§ **The request**:
Filter this data down to the lines that hold "Ability", and copy them.

§ **Material for the task**:
····················

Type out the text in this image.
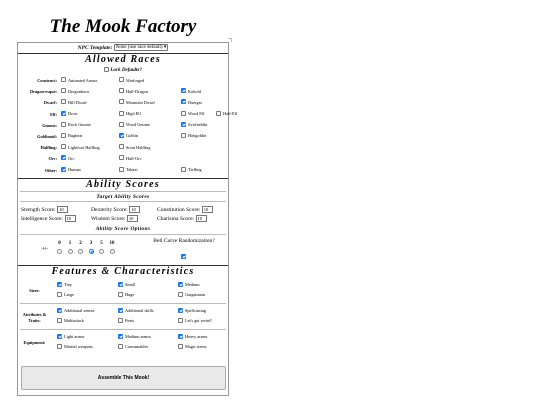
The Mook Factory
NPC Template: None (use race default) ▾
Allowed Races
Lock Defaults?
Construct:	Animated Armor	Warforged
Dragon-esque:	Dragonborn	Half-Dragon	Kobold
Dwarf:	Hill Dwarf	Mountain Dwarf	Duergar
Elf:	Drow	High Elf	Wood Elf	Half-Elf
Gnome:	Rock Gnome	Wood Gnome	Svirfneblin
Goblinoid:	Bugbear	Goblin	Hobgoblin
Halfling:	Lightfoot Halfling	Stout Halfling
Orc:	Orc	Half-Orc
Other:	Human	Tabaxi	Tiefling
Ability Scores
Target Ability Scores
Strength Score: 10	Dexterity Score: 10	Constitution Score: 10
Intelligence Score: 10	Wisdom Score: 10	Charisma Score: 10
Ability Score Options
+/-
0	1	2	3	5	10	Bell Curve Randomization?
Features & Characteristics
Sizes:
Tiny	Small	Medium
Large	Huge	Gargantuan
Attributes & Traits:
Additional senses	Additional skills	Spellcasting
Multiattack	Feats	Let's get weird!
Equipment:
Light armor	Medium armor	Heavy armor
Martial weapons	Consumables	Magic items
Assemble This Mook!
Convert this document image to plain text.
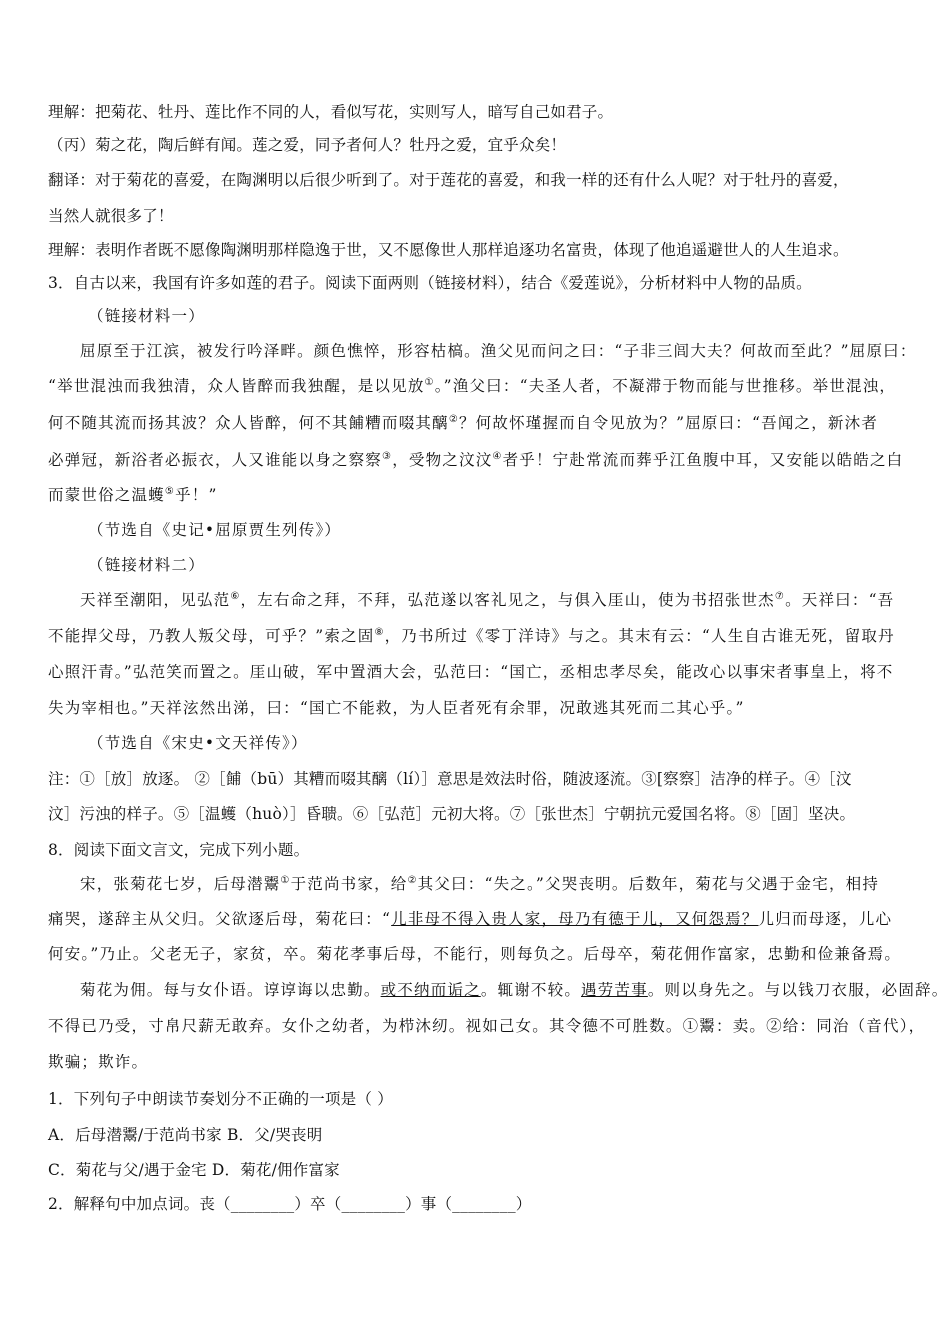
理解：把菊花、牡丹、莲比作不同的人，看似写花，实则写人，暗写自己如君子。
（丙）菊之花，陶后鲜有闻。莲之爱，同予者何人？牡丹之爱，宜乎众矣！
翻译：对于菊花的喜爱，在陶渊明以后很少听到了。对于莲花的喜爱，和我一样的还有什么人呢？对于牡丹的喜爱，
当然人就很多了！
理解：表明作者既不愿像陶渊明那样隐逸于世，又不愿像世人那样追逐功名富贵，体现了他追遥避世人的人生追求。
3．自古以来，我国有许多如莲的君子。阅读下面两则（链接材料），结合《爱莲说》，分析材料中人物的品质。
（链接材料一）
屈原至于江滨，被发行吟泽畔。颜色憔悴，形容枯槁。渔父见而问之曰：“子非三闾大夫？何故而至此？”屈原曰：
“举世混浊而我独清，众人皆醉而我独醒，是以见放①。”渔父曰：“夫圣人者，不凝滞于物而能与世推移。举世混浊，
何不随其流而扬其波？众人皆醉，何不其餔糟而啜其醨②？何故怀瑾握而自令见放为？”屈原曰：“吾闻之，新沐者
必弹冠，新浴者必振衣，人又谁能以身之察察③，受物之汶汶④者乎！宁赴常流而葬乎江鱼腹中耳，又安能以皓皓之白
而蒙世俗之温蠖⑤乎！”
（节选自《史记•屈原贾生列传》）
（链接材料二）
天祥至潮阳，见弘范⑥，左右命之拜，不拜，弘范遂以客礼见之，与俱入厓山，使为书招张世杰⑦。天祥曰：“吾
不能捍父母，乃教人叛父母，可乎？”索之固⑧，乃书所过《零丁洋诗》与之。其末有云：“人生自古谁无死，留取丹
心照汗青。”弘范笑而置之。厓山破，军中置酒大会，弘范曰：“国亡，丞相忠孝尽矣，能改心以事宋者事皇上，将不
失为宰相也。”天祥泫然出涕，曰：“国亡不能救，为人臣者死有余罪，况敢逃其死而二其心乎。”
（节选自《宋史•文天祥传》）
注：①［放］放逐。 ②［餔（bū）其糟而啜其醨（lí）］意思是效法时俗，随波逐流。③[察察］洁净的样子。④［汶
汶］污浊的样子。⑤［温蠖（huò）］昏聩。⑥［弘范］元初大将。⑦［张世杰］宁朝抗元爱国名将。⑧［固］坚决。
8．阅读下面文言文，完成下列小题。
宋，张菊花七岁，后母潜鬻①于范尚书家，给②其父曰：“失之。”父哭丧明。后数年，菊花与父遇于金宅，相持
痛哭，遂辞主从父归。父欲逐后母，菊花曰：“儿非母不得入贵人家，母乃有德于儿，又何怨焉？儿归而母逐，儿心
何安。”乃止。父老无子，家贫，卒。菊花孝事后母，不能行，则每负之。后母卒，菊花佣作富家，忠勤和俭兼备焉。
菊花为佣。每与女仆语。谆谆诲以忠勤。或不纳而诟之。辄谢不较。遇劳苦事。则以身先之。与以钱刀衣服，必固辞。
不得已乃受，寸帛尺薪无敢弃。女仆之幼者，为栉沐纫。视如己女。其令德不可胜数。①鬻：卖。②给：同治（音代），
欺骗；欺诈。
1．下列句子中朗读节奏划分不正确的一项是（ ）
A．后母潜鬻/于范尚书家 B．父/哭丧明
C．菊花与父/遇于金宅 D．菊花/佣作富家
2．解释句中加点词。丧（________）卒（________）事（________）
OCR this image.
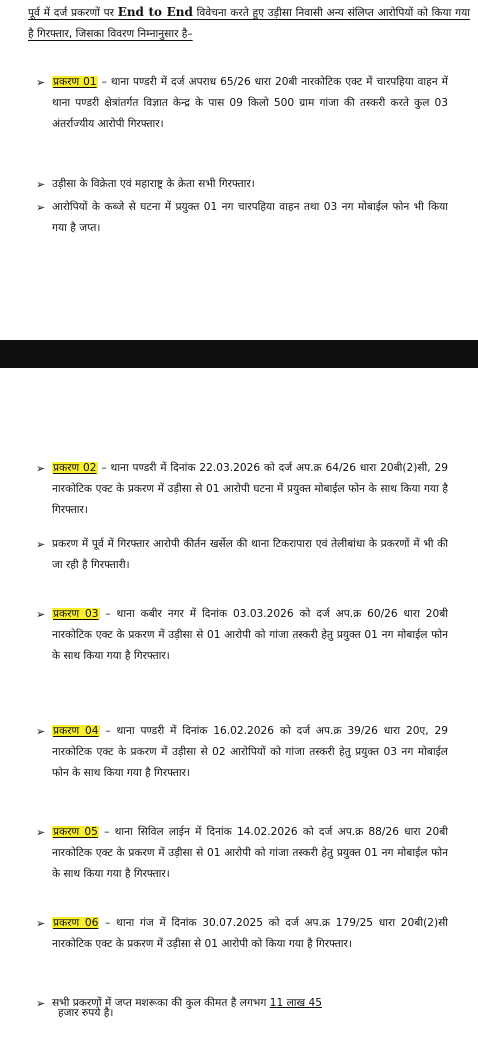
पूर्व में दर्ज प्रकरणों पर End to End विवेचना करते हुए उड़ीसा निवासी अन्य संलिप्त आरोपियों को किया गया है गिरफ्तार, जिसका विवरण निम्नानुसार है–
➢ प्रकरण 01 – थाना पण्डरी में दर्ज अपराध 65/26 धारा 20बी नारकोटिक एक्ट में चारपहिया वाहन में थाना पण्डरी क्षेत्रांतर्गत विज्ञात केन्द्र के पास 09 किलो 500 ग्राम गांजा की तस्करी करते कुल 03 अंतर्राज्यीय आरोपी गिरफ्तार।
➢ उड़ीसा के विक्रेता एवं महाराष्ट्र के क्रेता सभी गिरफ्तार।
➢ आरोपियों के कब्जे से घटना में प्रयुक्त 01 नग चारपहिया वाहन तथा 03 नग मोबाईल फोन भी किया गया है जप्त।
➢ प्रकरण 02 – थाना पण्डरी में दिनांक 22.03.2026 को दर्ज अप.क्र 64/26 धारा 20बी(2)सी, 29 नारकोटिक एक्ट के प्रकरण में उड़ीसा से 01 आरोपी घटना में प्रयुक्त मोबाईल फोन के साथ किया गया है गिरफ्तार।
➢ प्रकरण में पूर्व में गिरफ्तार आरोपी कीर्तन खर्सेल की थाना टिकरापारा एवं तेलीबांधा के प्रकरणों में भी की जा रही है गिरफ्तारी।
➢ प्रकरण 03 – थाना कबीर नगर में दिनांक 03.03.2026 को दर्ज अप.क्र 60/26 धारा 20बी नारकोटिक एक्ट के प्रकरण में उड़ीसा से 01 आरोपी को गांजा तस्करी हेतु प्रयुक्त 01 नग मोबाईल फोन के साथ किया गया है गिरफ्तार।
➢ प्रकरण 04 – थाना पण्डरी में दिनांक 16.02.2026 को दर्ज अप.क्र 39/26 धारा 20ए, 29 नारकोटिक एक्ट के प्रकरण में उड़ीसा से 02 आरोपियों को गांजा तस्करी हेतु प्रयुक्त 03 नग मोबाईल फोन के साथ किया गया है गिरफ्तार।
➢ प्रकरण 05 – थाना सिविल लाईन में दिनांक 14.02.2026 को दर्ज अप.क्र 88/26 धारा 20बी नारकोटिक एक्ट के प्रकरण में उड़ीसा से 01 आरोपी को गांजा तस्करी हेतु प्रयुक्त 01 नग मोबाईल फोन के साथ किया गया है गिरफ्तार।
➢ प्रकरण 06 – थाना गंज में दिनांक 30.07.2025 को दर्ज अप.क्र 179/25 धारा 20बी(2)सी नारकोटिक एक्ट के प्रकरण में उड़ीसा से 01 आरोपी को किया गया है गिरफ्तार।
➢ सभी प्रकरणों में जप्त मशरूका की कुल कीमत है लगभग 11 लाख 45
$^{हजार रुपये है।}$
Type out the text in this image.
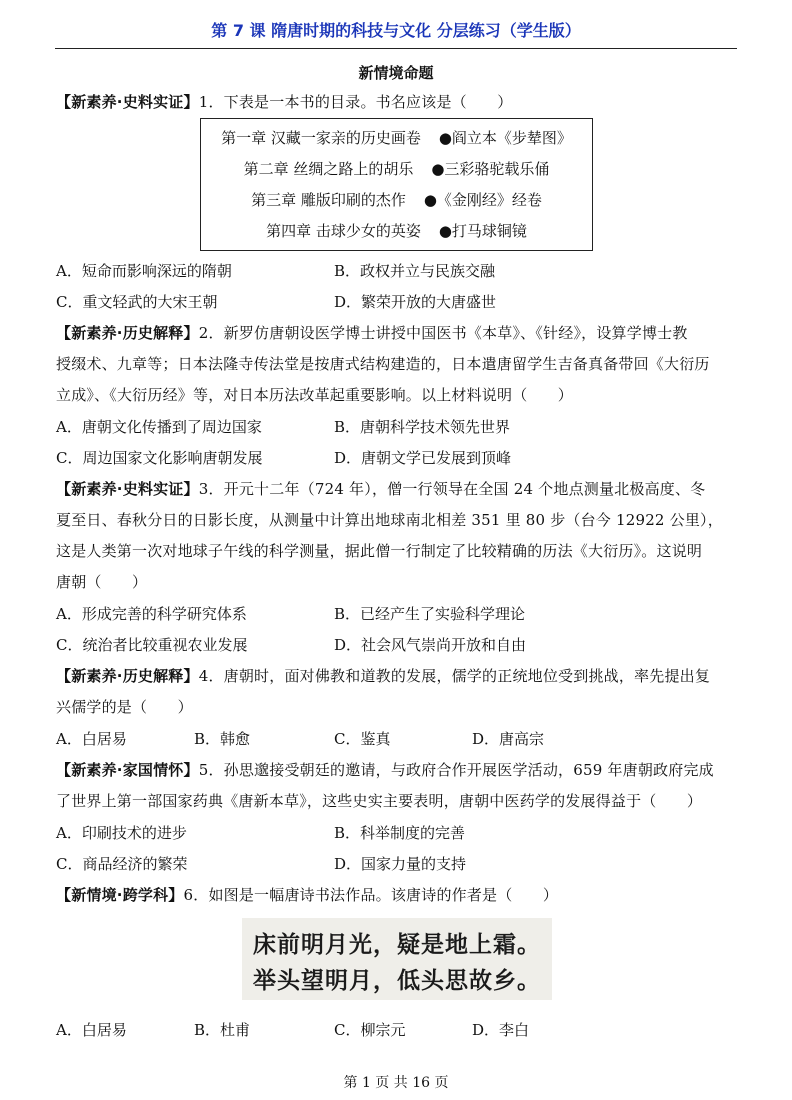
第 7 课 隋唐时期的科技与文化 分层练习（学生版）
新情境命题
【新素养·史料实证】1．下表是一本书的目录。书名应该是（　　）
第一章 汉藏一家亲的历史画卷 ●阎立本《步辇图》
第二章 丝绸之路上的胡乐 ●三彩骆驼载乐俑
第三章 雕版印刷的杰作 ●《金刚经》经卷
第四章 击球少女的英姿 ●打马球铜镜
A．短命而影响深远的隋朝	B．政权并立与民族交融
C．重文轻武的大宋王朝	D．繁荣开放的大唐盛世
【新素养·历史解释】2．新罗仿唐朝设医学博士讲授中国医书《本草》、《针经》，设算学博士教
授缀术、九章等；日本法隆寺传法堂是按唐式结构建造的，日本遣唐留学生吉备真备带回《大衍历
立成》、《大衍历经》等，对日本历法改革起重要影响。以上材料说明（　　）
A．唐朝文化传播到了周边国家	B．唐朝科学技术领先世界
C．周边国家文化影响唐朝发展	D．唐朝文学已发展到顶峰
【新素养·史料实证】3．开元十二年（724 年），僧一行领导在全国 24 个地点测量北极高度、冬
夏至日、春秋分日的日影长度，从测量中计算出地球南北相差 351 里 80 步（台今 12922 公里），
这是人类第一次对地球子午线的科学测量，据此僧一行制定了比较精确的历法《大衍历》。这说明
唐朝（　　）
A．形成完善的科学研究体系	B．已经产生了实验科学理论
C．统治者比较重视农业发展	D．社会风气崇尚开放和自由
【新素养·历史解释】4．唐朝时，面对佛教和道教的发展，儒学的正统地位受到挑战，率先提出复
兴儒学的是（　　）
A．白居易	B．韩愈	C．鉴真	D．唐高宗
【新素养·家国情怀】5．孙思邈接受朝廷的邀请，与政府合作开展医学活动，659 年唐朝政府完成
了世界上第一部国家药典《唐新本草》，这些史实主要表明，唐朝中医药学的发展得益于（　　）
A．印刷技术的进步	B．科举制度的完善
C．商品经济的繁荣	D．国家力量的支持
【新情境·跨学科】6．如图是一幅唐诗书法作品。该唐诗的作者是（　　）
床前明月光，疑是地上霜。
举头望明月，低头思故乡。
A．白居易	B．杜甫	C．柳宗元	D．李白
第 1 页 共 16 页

····················

§ **Correct answer**:
Ability Scores
Target Ability Scores
Ability Score Options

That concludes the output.